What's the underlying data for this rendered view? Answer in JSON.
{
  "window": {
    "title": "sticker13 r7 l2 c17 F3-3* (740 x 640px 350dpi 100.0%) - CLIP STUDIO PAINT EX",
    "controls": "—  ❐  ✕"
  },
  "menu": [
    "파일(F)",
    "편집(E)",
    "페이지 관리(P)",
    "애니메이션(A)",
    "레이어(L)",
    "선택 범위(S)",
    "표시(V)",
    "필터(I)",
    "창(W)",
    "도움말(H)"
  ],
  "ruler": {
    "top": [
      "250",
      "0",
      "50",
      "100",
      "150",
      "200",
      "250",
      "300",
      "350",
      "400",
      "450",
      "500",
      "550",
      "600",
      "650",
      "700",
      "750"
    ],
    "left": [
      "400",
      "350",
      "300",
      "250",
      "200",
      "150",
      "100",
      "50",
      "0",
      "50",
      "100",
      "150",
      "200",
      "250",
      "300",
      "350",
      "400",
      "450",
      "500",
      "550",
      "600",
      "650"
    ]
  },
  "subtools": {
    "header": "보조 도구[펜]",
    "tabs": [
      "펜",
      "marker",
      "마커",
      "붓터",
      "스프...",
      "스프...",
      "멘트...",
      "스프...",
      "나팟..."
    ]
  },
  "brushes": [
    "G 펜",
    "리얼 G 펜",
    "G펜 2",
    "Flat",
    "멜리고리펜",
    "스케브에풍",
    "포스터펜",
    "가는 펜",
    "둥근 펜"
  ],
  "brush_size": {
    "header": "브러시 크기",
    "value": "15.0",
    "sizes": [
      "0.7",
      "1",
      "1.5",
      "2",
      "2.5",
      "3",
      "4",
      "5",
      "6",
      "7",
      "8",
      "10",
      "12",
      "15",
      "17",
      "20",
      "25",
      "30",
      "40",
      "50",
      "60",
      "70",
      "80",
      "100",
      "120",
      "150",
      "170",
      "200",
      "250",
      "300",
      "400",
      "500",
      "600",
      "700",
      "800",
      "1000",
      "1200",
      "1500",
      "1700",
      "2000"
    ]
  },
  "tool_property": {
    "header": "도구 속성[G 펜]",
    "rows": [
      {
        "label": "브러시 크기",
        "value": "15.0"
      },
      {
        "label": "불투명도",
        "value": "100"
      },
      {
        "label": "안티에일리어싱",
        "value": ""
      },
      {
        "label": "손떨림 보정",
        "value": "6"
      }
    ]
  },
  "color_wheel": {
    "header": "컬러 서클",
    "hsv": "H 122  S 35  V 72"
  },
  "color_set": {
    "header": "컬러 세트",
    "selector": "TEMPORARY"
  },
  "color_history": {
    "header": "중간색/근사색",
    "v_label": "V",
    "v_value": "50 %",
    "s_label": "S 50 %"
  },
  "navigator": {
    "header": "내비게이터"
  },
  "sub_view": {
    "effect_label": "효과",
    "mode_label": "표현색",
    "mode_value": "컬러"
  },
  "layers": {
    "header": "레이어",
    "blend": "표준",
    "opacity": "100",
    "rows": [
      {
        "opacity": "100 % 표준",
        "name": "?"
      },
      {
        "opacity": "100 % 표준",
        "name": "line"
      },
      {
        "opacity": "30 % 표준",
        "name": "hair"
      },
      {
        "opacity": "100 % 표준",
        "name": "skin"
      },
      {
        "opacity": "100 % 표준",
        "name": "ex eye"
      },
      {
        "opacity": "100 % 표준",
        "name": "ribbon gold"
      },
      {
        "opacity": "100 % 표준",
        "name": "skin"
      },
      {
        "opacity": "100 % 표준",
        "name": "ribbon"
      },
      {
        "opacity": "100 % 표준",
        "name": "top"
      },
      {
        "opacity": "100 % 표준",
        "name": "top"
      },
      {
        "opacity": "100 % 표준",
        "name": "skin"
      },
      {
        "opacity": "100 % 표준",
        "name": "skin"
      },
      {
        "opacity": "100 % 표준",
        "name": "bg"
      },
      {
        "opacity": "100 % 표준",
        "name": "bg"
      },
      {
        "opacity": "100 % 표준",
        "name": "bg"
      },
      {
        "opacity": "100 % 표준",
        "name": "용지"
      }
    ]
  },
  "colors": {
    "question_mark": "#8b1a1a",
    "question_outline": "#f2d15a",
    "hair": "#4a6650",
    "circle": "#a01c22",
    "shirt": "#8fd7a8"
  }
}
+++
## REQUIREMENT
Give the material above again, word for word.

## REPLY
What's the underlying data for this rendered view? Answer in JSON.
{
  "window": {
    "title": "sticker13 r7 l2 c17 F3-3* (740 x 640px 350dpi 100.0%) - CLIP STUDIO PAINT EX",
    "controls": "—  ❐  ✕"
  },
  "menu": [
    "파일(F)",
    "편집(E)",
    "페이지 관리(P)",
    "애니메이션(A)",
    "레이어(L)",
    "선택 범위(S)",
    "표시(V)",
    "필터(I)",
    "창(W)",
    "도움말(H)"
  ],
  "ruler": {
    "top": [
      "250",
      "0",
      "50",
      "100",
      "150",
      "200",
      "250",
      "300",
      "350",
      "400",
      "450",
      "500",
      "550",
      "600",
      "650",
      "700",
      "750"
    ],
    "left": [
      "400",
      "350",
      "300",
      "250",
      "200",
      "150",
      "100",
      "50",
      "0",
      "50",
      "100",
      "150",
      "200",
      "250",
      "300",
      "350",
      "400",
      "450",
      "500",
      "550",
      "600",
      "650"
    ]
  },
  "subtools": {
    "header": "보조 도구[펜]",
    "tabs": [
      "펜",
      "marker",
      "마커",
      "붓터",
      "스프...",
      "스프...",
      "멘트...",
      "스프...",
      "나팟..."
    ]
  },
  "brushes": [
    "G 펜",
    "리얼 G 펜",
    "G펜 2",
    "Flat",
    "멜리고리펜",
    "스케브에풍",
    "포스터펜",
    "가는 펜",
    "둥근 펜"
  ],
  "brush_size": {
    "header": "브러시 크기",
    "value": "15.0",
    "sizes": [
      "0.7",
      "1",
      "1.5",
      "2",
      "2.5",
      "3",
      "4",
      "5",
      "6",
      "7",
      "8",
      "10",
      "12",
      "15",
      "17",
      "20",
      "25",
      "30",
      "40",
      "50",
      "60",
      "70",
      "80",
      "100",
      "120",
      "150",
      "170",
      "200",
      "250",
      "300",
      "400",
      "500",
      "600",
      "700",
      "800",
      "1000",
      "1200",
      "1500",
      "1700",
      "2000"
    ]
  },
  "tool_property": {
    "header": "도구 속성[G 펜]",
    "rows": [
      {
        "label": "브러시 크기",
        "value": "15.0"
      },
      {
        "label": "불투명도",
        "value": "100"
      },
      {
        "label": "안티에일리어싱",
        "value": ""
      },
      {
        "label": "손떨림 보정",
        "value": "6"
      }
    ]
  },
  "color_wheel": {
    "header": "컬러 서클",
    "hsv": "H 122  S 35  V 72"
  },
  "color_set": {
    "header": "컬러 세트",
    "selector": "TEMPORARY"
  },
  "color_history": {
    "header": "중간색/근사색",
    "v_label": "V",
    "v_value": "50 %",
    "s_label": "S 50 %"
  },
  "navigator": {
    "header": "내비게이터"
  },
  "sub_view": {
    "effect_label": "효과",
    "mode_label": "표현색",
    "mode_value": "컬러"
  },
  "layers": {
    "header": "레이어",
    "blend": "표준",
    "opacity": "100",
    "rows": [
      {
        "opacity": "100 % 표준",
        "name": "?"
      },
      {
        "opacity": "100 % 표준",
        "name": "line"
      },
      {
        "opacity": "30 % 표준",
        "name": "hair"
      },
      {
        "opacity": "100 % 표준",
        "name": "skin"
      },
      {
        "opacity": "100 % 표준",
        "name": "ex eye"
      },
      {
        "opacity": "100 % 표준",
        "name": "ribbon gold"
      },
      {
        "opacity": "100 % 표준",
        "name": "skin"
      },
      {
        "opacity": "100 % 표준",
        "name": "ribbon"
      },
      {
        "opacity": "100 % 표준",
        "name": "top"
      },
      {
        "opacity": "100 % 표준",
        "name": "top"
      },
      {
        "opacity": "100 % 표준",
        "name": "skin"
      },
      {
        "opacity": "100 % 표준",
        "name": "skin"
      },
      {
        "opacity": "100 % 표준",
        "name": "bg"
      },
      {
        "opacity": "100 % 표준",
        "name": "bg"
      },
      {
        "opacity": "100 % 표준",
        "name": "bg"
      },
      {
        "opacity": "100 % 표준",
        "name": "용지"
      }
    ]
  },
  "colors": {
    "question_mark": "#8b1a1a",
    "question_outline": "#f2d15a",
    "hair": "#4a6650",
    "circle": "#a01c22",
    "shirt": "#8fd7a8"
  }
}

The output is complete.